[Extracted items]
=-=-=-=-=

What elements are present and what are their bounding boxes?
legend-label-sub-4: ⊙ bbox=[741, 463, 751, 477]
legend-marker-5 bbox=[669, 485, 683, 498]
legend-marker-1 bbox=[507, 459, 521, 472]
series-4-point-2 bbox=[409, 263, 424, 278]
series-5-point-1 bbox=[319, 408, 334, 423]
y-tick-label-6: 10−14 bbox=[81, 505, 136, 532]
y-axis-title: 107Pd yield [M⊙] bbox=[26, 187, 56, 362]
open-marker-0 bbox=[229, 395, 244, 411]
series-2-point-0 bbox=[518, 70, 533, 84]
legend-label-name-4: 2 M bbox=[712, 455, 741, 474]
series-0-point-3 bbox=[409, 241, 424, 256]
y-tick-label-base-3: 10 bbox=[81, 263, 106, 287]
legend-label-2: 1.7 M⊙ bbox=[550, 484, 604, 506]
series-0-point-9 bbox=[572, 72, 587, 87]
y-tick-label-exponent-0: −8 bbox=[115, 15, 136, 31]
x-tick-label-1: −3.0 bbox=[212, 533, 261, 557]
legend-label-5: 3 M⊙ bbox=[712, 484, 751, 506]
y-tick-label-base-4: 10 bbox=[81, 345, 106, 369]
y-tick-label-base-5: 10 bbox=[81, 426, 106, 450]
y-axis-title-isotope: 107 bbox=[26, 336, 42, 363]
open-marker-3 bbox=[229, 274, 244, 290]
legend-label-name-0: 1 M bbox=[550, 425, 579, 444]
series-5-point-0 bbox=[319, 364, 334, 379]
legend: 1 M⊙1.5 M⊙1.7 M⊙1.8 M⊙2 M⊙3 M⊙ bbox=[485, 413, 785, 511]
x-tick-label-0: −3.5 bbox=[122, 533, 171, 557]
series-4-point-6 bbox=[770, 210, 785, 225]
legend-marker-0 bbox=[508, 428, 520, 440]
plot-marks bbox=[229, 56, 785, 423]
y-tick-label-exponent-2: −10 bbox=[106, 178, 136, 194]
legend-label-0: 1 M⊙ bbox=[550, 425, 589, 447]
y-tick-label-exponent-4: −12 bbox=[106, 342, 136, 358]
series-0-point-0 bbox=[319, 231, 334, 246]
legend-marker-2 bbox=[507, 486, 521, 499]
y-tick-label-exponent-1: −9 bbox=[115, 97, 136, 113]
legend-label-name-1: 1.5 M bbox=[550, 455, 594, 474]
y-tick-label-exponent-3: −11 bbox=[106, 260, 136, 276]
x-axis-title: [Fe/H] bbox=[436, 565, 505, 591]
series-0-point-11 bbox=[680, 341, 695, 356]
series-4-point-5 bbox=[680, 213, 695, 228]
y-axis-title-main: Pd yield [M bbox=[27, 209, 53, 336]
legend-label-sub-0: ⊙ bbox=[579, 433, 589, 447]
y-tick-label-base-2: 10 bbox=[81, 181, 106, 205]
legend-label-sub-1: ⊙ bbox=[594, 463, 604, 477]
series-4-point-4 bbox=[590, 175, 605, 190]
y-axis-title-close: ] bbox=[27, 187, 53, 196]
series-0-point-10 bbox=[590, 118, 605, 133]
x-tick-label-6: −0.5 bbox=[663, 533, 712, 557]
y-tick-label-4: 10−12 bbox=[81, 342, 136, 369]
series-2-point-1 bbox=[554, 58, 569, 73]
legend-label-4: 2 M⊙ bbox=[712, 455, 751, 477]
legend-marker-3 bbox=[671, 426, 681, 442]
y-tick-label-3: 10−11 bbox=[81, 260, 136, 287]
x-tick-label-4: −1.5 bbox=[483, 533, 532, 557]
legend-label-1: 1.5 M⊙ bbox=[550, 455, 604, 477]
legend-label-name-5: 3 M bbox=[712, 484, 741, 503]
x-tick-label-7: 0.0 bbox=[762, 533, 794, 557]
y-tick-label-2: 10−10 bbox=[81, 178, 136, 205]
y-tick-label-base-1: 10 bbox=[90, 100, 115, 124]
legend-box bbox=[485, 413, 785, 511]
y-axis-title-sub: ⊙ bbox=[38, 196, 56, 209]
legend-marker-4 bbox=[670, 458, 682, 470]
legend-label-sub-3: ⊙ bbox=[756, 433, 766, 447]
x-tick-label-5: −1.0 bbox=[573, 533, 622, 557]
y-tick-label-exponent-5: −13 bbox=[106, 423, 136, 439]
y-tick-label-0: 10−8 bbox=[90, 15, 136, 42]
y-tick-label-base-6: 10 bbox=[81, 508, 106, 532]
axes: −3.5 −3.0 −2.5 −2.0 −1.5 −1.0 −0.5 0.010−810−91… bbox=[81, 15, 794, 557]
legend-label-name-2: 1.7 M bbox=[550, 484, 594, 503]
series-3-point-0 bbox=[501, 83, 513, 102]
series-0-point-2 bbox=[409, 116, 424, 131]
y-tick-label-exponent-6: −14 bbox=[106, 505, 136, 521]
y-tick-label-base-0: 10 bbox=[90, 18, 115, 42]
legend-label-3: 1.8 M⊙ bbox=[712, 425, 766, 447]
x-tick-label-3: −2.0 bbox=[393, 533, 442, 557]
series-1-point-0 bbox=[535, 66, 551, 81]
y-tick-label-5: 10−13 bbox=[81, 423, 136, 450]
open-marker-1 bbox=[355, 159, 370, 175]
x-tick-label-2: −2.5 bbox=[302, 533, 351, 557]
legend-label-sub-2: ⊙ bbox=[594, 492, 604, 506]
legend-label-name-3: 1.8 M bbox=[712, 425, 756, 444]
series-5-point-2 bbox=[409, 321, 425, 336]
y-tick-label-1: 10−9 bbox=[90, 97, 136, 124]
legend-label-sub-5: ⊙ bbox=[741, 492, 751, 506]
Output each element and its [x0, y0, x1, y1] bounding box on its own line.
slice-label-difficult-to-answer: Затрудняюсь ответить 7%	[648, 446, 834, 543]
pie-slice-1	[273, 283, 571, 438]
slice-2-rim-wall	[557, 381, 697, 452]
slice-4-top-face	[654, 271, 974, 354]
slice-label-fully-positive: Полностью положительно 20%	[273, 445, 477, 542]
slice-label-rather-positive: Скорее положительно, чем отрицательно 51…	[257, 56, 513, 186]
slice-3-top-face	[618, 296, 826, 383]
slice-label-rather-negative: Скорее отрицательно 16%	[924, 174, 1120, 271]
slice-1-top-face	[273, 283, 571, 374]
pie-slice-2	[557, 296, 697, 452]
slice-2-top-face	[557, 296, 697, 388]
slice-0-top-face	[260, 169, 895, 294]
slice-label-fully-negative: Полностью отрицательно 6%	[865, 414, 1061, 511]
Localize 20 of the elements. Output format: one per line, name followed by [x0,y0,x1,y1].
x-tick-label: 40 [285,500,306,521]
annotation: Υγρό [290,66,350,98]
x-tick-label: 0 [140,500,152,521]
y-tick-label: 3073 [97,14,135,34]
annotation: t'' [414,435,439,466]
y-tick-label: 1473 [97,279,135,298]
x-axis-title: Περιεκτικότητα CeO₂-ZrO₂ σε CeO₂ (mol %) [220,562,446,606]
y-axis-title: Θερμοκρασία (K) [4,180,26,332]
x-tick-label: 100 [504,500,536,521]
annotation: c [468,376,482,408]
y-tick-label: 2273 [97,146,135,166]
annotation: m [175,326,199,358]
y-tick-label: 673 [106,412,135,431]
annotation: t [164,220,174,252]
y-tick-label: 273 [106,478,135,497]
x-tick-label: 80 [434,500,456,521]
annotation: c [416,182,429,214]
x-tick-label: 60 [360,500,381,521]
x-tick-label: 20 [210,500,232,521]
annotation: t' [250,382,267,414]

=-=-=-=-=

Directive.
Reproduce every one of the items above verbatim, line for line.

The solution.
What elements are present and what are their bounding boxes?
legend-label-sub-4: ⊙ bbox=[741, 463, 751, 477]
legend-marker-5 bbox=[669, 485, 683, 498]
legend-marker-1 bbox=[507, 459, 521, 472]
series-4-point-2 bbox=[409, 263, 424, 278]
series-5-point-1 bbox=[319, 408, 334, 423]
y-tick-label-6: 10−14 bbox=[81, 505, 136, 532]
y-axis-title: 107Pd yield [M⊙] bbox=[26, 187, 56, 362]
open-marker-0 bbox=[229, 395, 244, 411]
series-2-point-0 bbox=[518, 70, 533, 84]
legend-label-name-4: 2 M bbox=[712, 455, 741, 474]
series-0-point-3 bbox=[409, 241, 424, 256]
y-tick-label-base-3: 10 bbox=[81, 263, 106, 287]
legend-label-2: 1.7 M⊙ bbox=[550, 484, 604, 506]
series-0-point-9 bbox=[572, 72, 587, 87]
y-tick-label-exponent-0: −8 bbox=[115, 15, 136, 31]
x-tick-label-1: −3.0 bbox=[212, 533, 261, 557]
legend-label-5: 3 M⊙ bbox=[712, 484, 751, 506]
y-tick-label-base-4: 10 bbox=[81, 345, 106, 369]
y-tick-label-base-5: 10 bbox=[81, 426, 106, 450]
y-axis-title-isotope: 107 bbox=[26, 336, 42, 363]
open-marker-3 bbox=[229, 274, 244, 290]
legend-label-name-0: 1 M bbox=[550, 425, 579, 444]
series-5-point-0 bbox=[319, 364, 334, 379]
legend: 1 M⊙1.5 M⊙1.7 M⊙1.8 M⊙2 M⊙3 M⊙ bbox=[485, 413, 785, 511]
x-tick-label-0: −3.5 bbox=[122, 533, 171, 557]
series-4-point-6 bbox=[770, 210, 785, 225]
legend-marker-0 bbox=[508, 428, 520, 440]
plot-marks bbox=[229, 56, 785, 423]
y-tick-label-exponent-2: −10 bbox=[106, 178, 136, 194]
legend-label-0: 1 M⊙ bbox=[550, 425, 589, 447]
y-tick-label-exponent-4: −12 bbox=[106, 342, 136, 358]
series-0-point-0 bbox=[319, 231, 334, 246]
legend-marker-2 bbox=[507, 486, 521, 499]
y-tick-label-exponent-1: −9 bbox=[115, 97, 136, 113]
legend-label-name-1: 1.5 M bbox=[550, 455, 594, 474]
y-tick-label-exponent-3: −11 bbox=[106, 260, 136, 276]
x-axis-title: [Fe/H] bbox=[436, 565, 505, 591]
series-0-point-11 bbox=[680, 341, 695, 356]
series-4-point-5 bbox=[680, 213, 695, 228]
y-axis-title-main: Pd yield [M bbox=[27, 209, 53, 336]
legend-label-sub-0: ⊙ bbox=[579, 433, 589, 447]
y-tick-label-base-2: 10 bbox=[81, 181, 106, 205]
legend-label-sub-1: ⊙ bbox=[594, 463, 604, 477]
series-4-point-4 bbox=[590, 175, 605, 190]
y-axis-title-close: ] bbox=[27, 187, 53, 196]
series-0-point-10 bbox=[590, 118, 605, 133]
x-tick-label-6: −0.5 bbox=[663, 533, 712, 557]
y-tick-label-4: 10−12 bbox=[81, 342, 136, 369]
series-2-point-1 bbox=[554, 58, 569, 73]
legend-label-4: 2 M⊙ bbox=[712, 455, 751, 477]
legend-marker-3 bbox=[671, 426, 681, 442]
y-tick-label-3: 10−11 bbox=[81, 260, 136, 287]
x-tick-label-4: −1.5 bbox=[483, 533, 532, 557]
legend-label-1: 1.5 M⊙ bbox=[550, 455, 604, 477]
legend-label-name-5: 3 M bbox=[712, 484, 741, 503]
x-tick-label-7: 0.0 bbox=[762, 533, 794, 557]
y-tick-label-2: 10−10 bbox=[81, 178, 136, 205]
y-tick-label-base-1: 10 bbox=[90, 100, 115, 124]
legend-box bbox=[485, 413, 785, 511]
y-axis-title-sub: ⊙ bbox=[38, 196, 56, 209]
legend-marker-4 bbox=[670, 458, 682, 470]
legend-label-sub-3: ⊙ bbox=[756, 433, 766, 447]
x-tick-label-5: −1.0 bbox=[573, 533, 622, 557]
y-tick-label-exponent-5: −13 bbox=[106, 423, 136, 439]
y-tick-label-0: 10−8 bbox=[90, 15, 136, 42]
y-tick-label-base-6: 10 bbox=[81, 508, 106, 532]
axes: −3.5 −3.0 −2.5 −2.0 −1.5 −1.0 −0.5 0.010−810−91… bbox=[81, 15, 794, 557]
legend-label-name-2: 1.7 M bbox=[550, 484, 594, 503]
series-3-point-0 bbox=[501, 83, 513, 102]
series-0-point-2 bbox=[409, 116, 424, 131]
y-tick-label-exponent-6: −14 bbox=[106, 505, 136, 521]
y-tick-label-base-0: 10 bbox=[90, 18, 115, 42]
legend-label-3: 1.8 M⊙ bbox=[712, 425, 766, 447]
x-tick-label-3: −2.0 bbox=[393, 533, 442, 557]
series-1-point-0 bbox=[535, 66, 551, 81]
y-tick-label-5: 10−13 bbox=[81, 423, 136, 450]
open-marker-1 bbox=[355, 159, 370, 175]
x-tick-label-2: −2.5 bbox=[302, 533, 351, 557]
legend-label-sub-2: ⊙ bbox=[594, 492, 604, 506]
legend-label-name-3: 1.8 M bbox=[712, 425, 756, 444]
series-5-point-2 bbox=[409, 321, 425, 336]
y-tick-label-1: 10−9 bbox=[90, 97, 136, 124]
legend-label-sub-5: ⊙ bbox=[741, 492, 751, 506]
Output each element and its [x0, y0, x1, y1] bounding box on its own line.
slice-label-difficult-to-answer: Затрудняюсь ответить 7%	[648, 446, 834, 543]
pie-slice-1	[273, 283, 571, 438]
slice-2-rim-wall	[557, 381, 697, 452]
slice-4-top-face	[654, 271, 974, 354]
slice-label-fully-positive: Полностью положительно 20%	[273, 445, 477, 542]
slice-label-rather-positive: Скорее положительно, чем отрицательно 51…	[257, 56, 513, 186]
slice-3-top-face	[618, 296, 826, 383]
slice-label-rather-negative: Скорее отрицательно 16%	[924, 174, 1120, 271]
slice-1-top-face	[273, 283, 571, 374]
pie-slice-2	[557, 296, 697, 452]
slice-2-top-face	[557, 296, 697, 388]
slice-0-top-face	[260, 169, 895, 294]
slice-label-fully-negative: Полностью отрицательно 6%	[865, 414, 1061, 511]
Localize 20 of the elements. Output format: one per line, name followed by [x0,y0,x1,y1].
x-tick-label: 40 [285,500,306,521]
annotation: Υγρό [290,66,350,98]
x-tick-label: 0 [140,500,152,521]
y-tick-label: 3073 [97,14,135,34]
annotation: t'' [414,435,439,466]
y-tick-label: 1473 [97,279,135,298]
x-axis-title: Περιεκτικότητα CeO₂-ZrO₂ σε CeO₂ (mol %) [220,562,446,606]
y-axis-title: Θερμοκρασία (K) [4,180,26,332]
x-tick-label: 100 [504,500,536,521]
annotation: c [468,376,482,408]
y-tick-label: 2273 [97,146,135,166]
annotation: m [175,326,199,358]
y-tick-label: 673 [106,412,135,431]
annotation: t [164,220,174,252]
y-tick-label: 273 [106,478,135,497]
x-tick-label: 80 [434,500,456,521]
annotation: c [416,182,429,214]
x-tick-label: 60 [360,500,381,521]
x-tick-label: 20 [210,500,232,521]
annotation: t' [250,382,267,414]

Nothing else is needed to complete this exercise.